Extract provided:
********

Hello All - so - classic frozen shoulder symptoms and diagnosis. I had a procedure called ‘shoulder manipulation’ done by an orthopedist under anesthesia (pardon the American spellings!) four days ago - not the saline injection or actual surgery. I have some range of motion back, but it will still take some intensive PT to get this sorted out. Since I am a sculler, I don’t want this to take over a year with just PT, so the shoulder manipulation kind of fast tracked the healing… I hope! While I was initially being diagnosed, and with all the initial online research I did about this, NONE of the doctors, PTs, or online sources made mention of menopause or perimenopause being one of the big factors (for women, obviously). There would occasionally be a mention of ‘hormonal imbalances’ being a ‘possible’ cause, but otherwise, I didn’t fit the profile at all of recently being injured, having surgery, having an auto-immune disease, or some other underlying health condition, etc. - so - it was a mystery… until I looked up ‘frozen shoulder menopause’ and found out how common it is among menopausal women. Estrogen is key to bone and joint health, and when we go through menopause, our estrogen levels plunge - hence the joint pain and other issues - and the connection to a condition like frozen shoulder. Doctors receive so little training about menopause in med school, and as I’m entering menopause, I’m finding out how little docs really know about it - which is discouraging. BUT - for those of us women who are suffering with frozen shoulder and have no idea why this happened, this could possibly be it. It’s still worrying that this could happen again, and I’m still hoping that I can get my range of motion back and get back on the water again, but at least the ‘why did this happen?’ has an answer. Just look up ‘frozen shoulder menopause’ and you’ll see videos and testimonials, and some of the research that has been done. Not much, since menopause is pretty much still ignored and we’re just told to ‘deal with it’, but at least there is some…
frozen shoulder has been linked to fibro nodules - scar tissue ...build up in the shoulder capsule.

********

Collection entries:
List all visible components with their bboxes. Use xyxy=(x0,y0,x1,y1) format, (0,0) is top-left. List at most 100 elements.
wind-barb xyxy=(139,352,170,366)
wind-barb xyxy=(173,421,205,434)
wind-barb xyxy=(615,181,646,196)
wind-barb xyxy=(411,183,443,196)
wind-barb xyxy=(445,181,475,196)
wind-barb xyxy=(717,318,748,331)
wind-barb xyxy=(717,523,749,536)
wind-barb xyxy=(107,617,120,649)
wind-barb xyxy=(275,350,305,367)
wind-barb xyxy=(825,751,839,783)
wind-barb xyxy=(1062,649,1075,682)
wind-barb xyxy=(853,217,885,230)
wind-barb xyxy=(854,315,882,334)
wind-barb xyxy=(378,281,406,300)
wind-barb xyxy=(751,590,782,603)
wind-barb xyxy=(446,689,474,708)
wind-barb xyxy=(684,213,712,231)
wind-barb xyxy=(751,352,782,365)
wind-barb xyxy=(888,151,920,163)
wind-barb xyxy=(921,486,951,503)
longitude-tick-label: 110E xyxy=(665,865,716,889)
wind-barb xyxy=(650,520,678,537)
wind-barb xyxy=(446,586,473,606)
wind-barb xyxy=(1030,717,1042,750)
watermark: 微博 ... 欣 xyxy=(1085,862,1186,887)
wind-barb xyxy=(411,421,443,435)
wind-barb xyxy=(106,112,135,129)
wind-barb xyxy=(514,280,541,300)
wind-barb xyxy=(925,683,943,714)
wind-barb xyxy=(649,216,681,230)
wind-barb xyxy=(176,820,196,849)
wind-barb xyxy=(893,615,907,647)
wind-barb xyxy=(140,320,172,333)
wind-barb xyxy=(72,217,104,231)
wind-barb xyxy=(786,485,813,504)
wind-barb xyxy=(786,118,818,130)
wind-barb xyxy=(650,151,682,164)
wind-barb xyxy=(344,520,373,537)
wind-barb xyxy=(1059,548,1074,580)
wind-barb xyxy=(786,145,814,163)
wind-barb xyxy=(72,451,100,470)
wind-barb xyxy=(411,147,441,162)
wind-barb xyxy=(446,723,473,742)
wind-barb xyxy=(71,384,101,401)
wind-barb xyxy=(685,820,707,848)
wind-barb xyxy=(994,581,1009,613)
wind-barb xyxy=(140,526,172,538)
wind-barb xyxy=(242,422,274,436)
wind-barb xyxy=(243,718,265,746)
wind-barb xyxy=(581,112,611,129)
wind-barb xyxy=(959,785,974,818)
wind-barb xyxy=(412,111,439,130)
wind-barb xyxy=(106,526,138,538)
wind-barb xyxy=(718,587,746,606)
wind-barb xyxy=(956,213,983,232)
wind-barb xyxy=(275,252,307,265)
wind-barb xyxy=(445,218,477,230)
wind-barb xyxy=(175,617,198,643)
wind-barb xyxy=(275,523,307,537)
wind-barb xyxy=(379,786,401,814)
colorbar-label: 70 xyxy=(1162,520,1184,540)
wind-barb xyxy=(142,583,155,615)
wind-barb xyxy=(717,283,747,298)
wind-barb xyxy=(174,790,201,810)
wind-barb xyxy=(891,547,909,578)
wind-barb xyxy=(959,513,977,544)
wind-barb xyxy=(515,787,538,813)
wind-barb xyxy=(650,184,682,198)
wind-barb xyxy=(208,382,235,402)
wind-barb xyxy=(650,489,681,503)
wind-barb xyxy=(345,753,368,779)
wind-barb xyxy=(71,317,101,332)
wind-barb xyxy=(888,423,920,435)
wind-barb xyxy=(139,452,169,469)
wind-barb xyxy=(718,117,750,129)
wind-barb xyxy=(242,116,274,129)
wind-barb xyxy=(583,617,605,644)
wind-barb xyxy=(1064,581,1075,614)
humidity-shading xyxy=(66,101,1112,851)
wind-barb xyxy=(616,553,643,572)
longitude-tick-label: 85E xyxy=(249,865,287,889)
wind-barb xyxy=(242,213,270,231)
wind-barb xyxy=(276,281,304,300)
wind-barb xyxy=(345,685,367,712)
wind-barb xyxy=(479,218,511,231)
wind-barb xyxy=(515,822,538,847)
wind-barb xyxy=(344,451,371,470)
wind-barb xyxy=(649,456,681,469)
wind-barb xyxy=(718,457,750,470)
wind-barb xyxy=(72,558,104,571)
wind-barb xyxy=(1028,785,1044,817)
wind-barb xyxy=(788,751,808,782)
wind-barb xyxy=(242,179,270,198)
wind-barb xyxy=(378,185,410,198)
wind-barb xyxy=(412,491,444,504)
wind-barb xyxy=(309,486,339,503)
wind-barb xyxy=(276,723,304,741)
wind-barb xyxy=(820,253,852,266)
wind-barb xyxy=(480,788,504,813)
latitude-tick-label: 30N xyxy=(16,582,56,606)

********

What to work on:
1: According to the frozen shoulder post, which sources made no mention of menopause or perimenopause as a factor while the writer was being diagnosed? List every one.
2: Write a continuation of the frozen shoulder discussion that picks up right after its final reply about fibro nodules.

Answers to each task:
1:
doctors
PTs
online sources

2:
see link to Dupuytren's Contracture . i have this very painful annoying issue for many years.
also DC in hands and feet. Hands have fibro nodules on the finger cords that cause the fingers to curl in a fist and cannot open. this is the same issue what happens in my frozen shoulders. ask your doctor for more info regarding your case and about xiaflex .
have you started on HRT yet to help replace the missing hormones?
my consultant said you can't get FS in the same shoulder twice but once it's happened in 1 shoulder you have a higher chance that it can happen in your other shoulder.....I honestly don't think I could cope going through it all over again on the other shoulder
Hi,
Your post really stood out to me, because recently my right shoulder has been giving me hassle. I don't think it's frozen shoulder but it's so achey and it feels like it spreads into the collar bone, breast and shoulder blade. I'd also recently been thinking I could be in Peri. A colleague suggested it when I listed some symptoms I'm experiencing, which are:
random insomnia night sweats anxiety low mood emotional/weepy short tempered/snappy/quick to anger/irritable wanting to be alone urinating a lot getting the runs/constipation low sex drive (none existent really) itchy skin mainly on an evening breast pain/soreness/weird sensations tingly hands when in bed ringing ears hair thinning dizziness feeling like I'm losing control - this comes from nowhere and I feel like I'm going to die headaches - they have now eased lack of focus forgetting what I'm doing bleeding gums dry down there
Oh such joy lol. so I was thinking maybe the shoulder thing could be related too.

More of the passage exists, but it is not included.